MATERIAL SHOWN:
________________________________________
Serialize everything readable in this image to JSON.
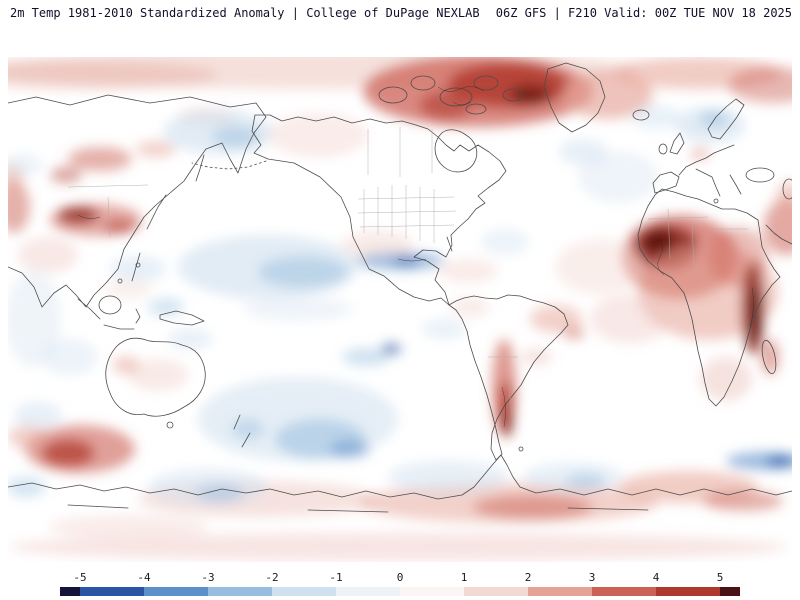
{
  "header": {
    "left_title": "2m Temp 1981-2010 Standardized Anomaly | College of DuPage NEXLAB",
    "right_title": "06Z GFS | F210 Valid: 00Z TUE NOV 18 2025"
  },
  "colorbar": {
    "tick_labels": [
      "-5",
      "-4",
      "-3",
      "-2",
      "-1",
      "0",
      "1",
      "2",
      "3",
      "4",
      "5"
    ],
    "segment_colors": [
      "#141339",
      "#2a55a4",
      "#5d8fc9",
      "#97bede",
      "#cfe0ef",
      "#edf2f7",
      "#fbf6f4",
      "#f3d9d3",
      "#e5a396",
      "#cc6156",
      "#b0392e",
      "#4a1215"
    ],
    "anomaly_negative_color": "#2a55a4",
    "anomaly_positive_color": "#b0392e"
  }
}
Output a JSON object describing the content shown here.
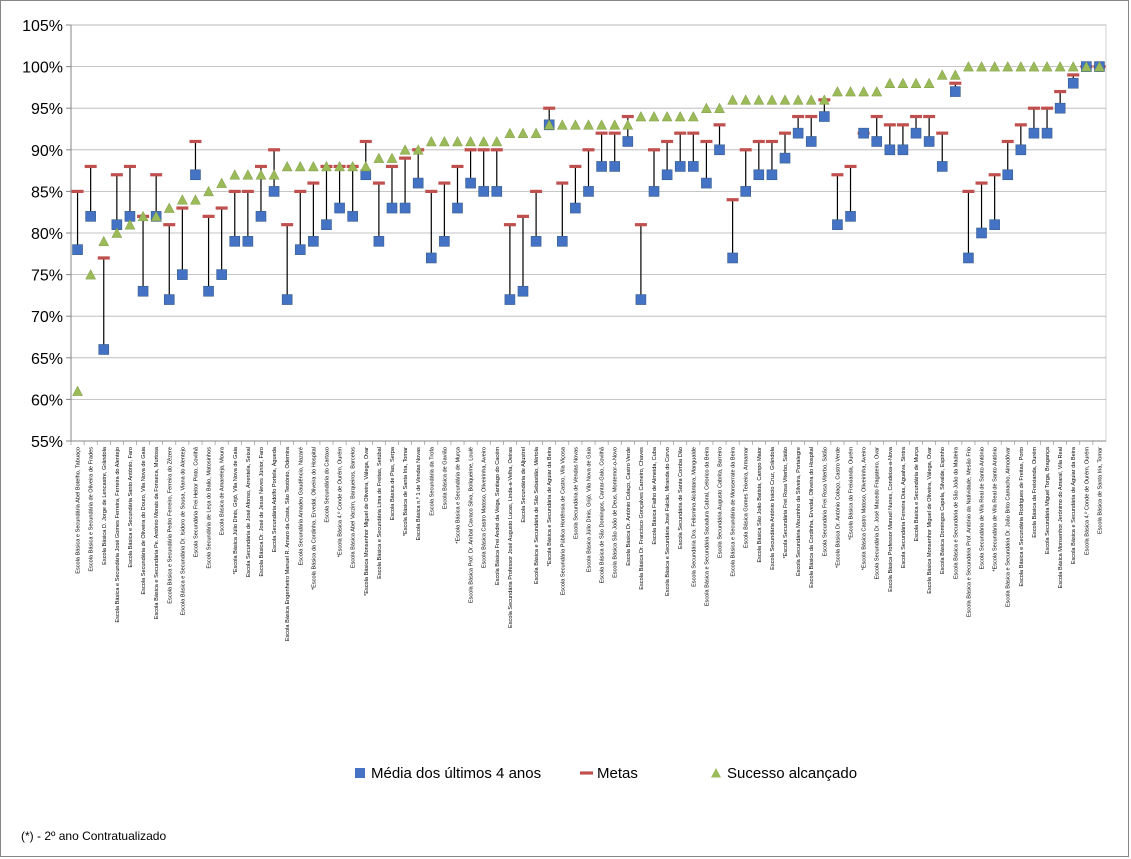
{
  "chart_data": {
    "type": "scatter",
    "ylim": [
      55,
      105
    ],
    "y_tick_step": 5,
    "y_tick_suffix": "%",
    "grid": "horizontal",
    "legend_position": "bottom",
    "categories": [
      "Escola Básica e Secundária Abel Botelho, Tabuaço",
      "Escola Básica e Secundária de Oliveira de Frades",
      "Escola Básica D. Jorge de Lencastre, Grândola",
      "Escola Básica e Secundária José Gomes Ferreira, Ferreira do Alentejo",
      "Escola Básica e Secundária Santo António, Faro",
      "Escola Secundária de Oliveira do Douro, Vila Nova de Gaia",
      "Escola Básica e Secundária Pe. António Morais da Fonseca, Murtosa",
      "Escola Básica e Secundária Pedro Ferreiro, Ferreira do Zêzere",
      "Escola Básica e Secundária Dr. Isidoro de Sousa, Viana do Alentejo",
      "Escola Secundária Frei Heitor Pinto, Covilhã",
      "Escola Secundária de Leça do Balio, Matosinhos",
      "Escola Básica de Amareleja, Moura",
      "*Escola Básica Júlio Dinis, Grijó, Vila Nova de Gaia",
      "Escola Secundária de José Afonso, Arrentela, Seixal",
      "Escola Básica Dr. José de Jesus Neves Júnior, Faro",
      "Escola Secundária Adolfo Portela, Águeda",
      "Escola Básica Engenheiro Manuel R. Amaro da Costa, São Teotónio, Odemira",
      "Escola Secundária Amadeu Gaudêncio, Nazaré",
      "*Escola Básica da Cordinha, Ervedal, Oliveira do Hospital",
      "Escola Secundária do Cartaxo",
      "*Escola Básica 4.º Conde de Ourém, Ourém",
      "Escola Básica Abel Varzim, Barqueiros, Barcelos",
      "*Escola Básica Monsenhor Miguel de Oliveira, Válega, Ovar",
      "Escola Básica e Secundária Lima de Freitas, Setúbal",
      "Escola Básica de Pias, Serpa",
      "*Escola Básica de Santa Iria, Tomar",
      "Escola Básica n.º 1 de Vendas Novas",
      "Escola Secundária da Trofa",
      "Escola Básica de Gavião",
      "*Escola Básica e Secundária de Murça",
      "Escola Básica Prof. Dr. Aníbal Cavaco Silva, Boliqueime, Loulé",
      "Escola Básica Castro Matoso, Oliveirinha, Aveiro",
      "Escola Básica Frei André da Veiga, Santiago do Cacém",
      "Escola Secundária Professor José Augusto Lucas, Linda-a-Velha, Oeiras",
      "Escola Secundária de Aljustrel",
      "Escola Básica e Secundária de São Sebastião, Mértola",
      "*Escola Básica e Secundária de Aguiar da Beira",
      "Escola Secundária Pública Hortênsia de Castro, Vila Viçosa",
      "Escola Secundária de Vendas Novas",
      "Escola Básica Júlio Dinis, Grijó, Vila Nova de Gaia",
      "Escola Básica de São Domingos, Cantar-Galo, Covilhã",
      "Escola Básica São João de Deus, Montemor-o-Novo",
      "Escola Básica Dr. António Colaço, Castro Verde",
      "Escola Básica Dr. Francisco Gonçalves Carneiro, Chaves",
      "Escola Básica Fialho de Almeida, Cuba",
      "Escola Básica e Secundária José Falcão, Miranda do Corvo",
      "Escola Secundária de Santa Comba Dão",
      "Escola Secundária Dra. Felismina Alcântara, Mangualde",
      "Escola Básica e Secundária Sacadura Cabral, Celorico da Beira",
      "Escola Secundária Augusto Cabrita, Barreiro",
      "Escola Básica e Secundária de Monserrate da Beira",
      "Escola Básica Gomes Teixeira, Armamar",
      "Escola Básica São João Batista, Campo Maior",
      "Escola Secundária António Inácio Cruz, Grândola",
      "*Escola Secundária Frei Rosa Viterbo, Sátão",
      "Escola Secundária Mouzinho da Silveira, Portalegre",
      "Escola Básica da Cordinha, Ervedal, Oliveira do Hospital",
      "Escola Secundária Frei Rosa Viterbo, Sátão",
      "*Escola Básica Dr. António Colaço, Castro Verde",
      "*Escola Básica da Freixianda, Ourém",
      "*Escola Básica Castro Matoso, Oliveirinha, Aveiro",
      "Escola Secundária Dr. José Macedo Fragateiro, Ovar",
      "Escola Básica Professor Manuel Nunes, Condeixa-a-Nova",
      "Escola Secundária Ferreira Dias, Agualva, Sintra",
      "Escola Básica e Secundária de Murça",
      "Escola Básica Monsenhor Miguel de Oliveira, Válega, Ovar",
      "Escola Básica Domingos Capela, Silvalde, Espinho",
      "Escola Básica e Secundária de São João da Madeira",
      "Escola Básica e Secundária Prof. António da Natividade, Mesão Frio",
      "Escola Secundária de Vila Real de Santo António",
      "*Escola Secundária de Vila Real de Santo António",
      "Escola Básica e Secundária Dr. João Brito Camacho, Almodôvar",
      "Escola Básica e Secundária Rodrigues de Freitas, Porto",
      "Escola Básica da Freixianda, Ourém",
      "Escola Secundária Miguel Torga, Bragança",
      "Escola Básica Monsenhor Jerónimo do Amaral, Vila Real",
      "Escola Básica e Secundária de Aguiar da Beira",
      "Escola Básica 4.º Conde de Ourém, Ourém",
      "Escola Básica de Santa Iria, Tomar"
    ],
    "series": [
      {
        "name": "Média dos últimos 4 anos",
        "marker": "square",
        "color": "#4472C4",
        "values": [
          78,
          82,
          66,
          81,
          82,
          73,
          82,
          72,
          75,
          87,
          73,
          75,
          79,
          79,
          82,
          85,
          72,
          78,
          79,
          81,
          83,
          82,
          87,
          79,
          83,
          83,
          86,
          77,
          79,
          83,
          86,
          85,
          85,
          72,
          73,
          79,
          93,
          79,
          83,
          85,
          88,
          88,
          91,
          72,
          85,
          87,
          88,
          88,
          86,
          90,
          77,
          85,
          87,
          87,
          89,
          92,
          91,
          94,
          81,
          82,
          92,
          91,
          90,
          90,
          92,
          91,
          88,
          97,
          77,
          80,
          81,
          87,
          90,
          92,
          92,
          95,
          98,
          100,
          100
        ]
      },
      {
        "name": "Metas",
        "marker": "dash",
        "color": "#C0504D",
        "values": [
          85,
          88,
          77,
          87,
          88,
          82,
          87,
          81,
          83,
          91,
          82,
          83,
          85,
          85,
          88,
          90,
          81,
          85,
          86,
          88,
          88,
          88,
          91,
          86,
          88,
          89,
          90,
          85,
          86,
          88,
          90,
          90,
          90,
          81,
          82,
          85,
          95,
          86,
          88,
          90,
          92,
          92,
          94,
          81,
          90,
          91,
          92,
          92,
          91,
          93,
          84,
          90,
          91,
          91,
          92,
          94,
          94,
          96,
          87,
          88,
          92,
          94,
          93,
          93,
          94,
          94,
          92,
          98,
          85,
          86,
          87,
          91,
          93,
          95,
          95,
          97,
          99,
          100,
          100
        ]
      },
      {
        "name": "Sucesso alcançado",
        "marker": "triangle",
        "color": "#9BBB59",
        "values": [
          61,
          75,
          79,
          80,
          81,
          82,
          82,
          83,
          84,
          84,
          85,
          86,
          87,
          87,
          87,
          87,
          88,
          88,
          88,
          88,
          88,
          88,
          88,
          89,
          89,
          90,
          90,
          91,
          91,
          91,
          91,
          91,
          91,
          92,
          92,
          92,
          93,
          93,
          93,
          93,
          93,
          93,
          93,
          94,
          94,
          94,
          94,
          94,
          95,
          95,
          96,
          96,
          96,
          96,
          96,
          96,
          96,
          96,
          97,
          97,
          97,
          97,
          98,
          98,
          98,
          98,
          99,
          99,
          100,
          100,
          100,
          100,
          100,
          100,
          100,
          100,
          100,
          100,
          100
        ]
      }
    ],
    "footnote": "(*) - 2º ano Contratualizado"
  }
}
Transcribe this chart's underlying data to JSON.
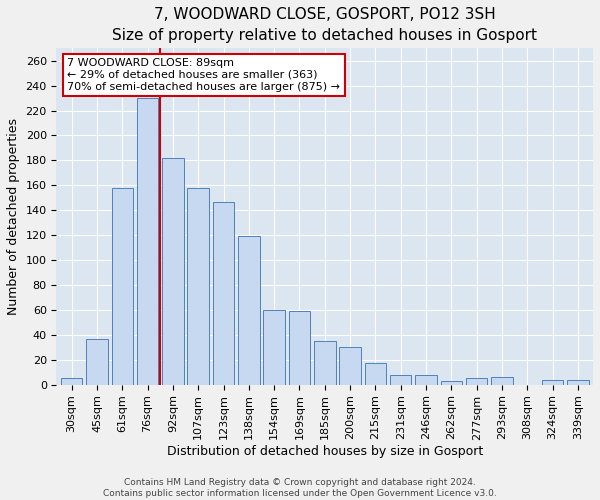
________________________________________
WORK TO DO:
Find "José". Copy every line it occurs in.

EXPECTED OUTPUT:
      "Escola Básica e Secundária José Gomes Ferreira, Ferreira do Alentejo",
      "Escola Secundária de José Afonso, Arrentela, Seixal",
      "Escola Básica Dr. José de Jesus Neves Júnior, Faro",
      "Escola Secundária Professor José Augusto Lucas, Linda-a-Velha, Oeiras",
      "Escola Básica e Secundária José Falcão, Miranda do Corvo",
      "Escola Secundária Dr. José Macedo Fragateiro, Ovar",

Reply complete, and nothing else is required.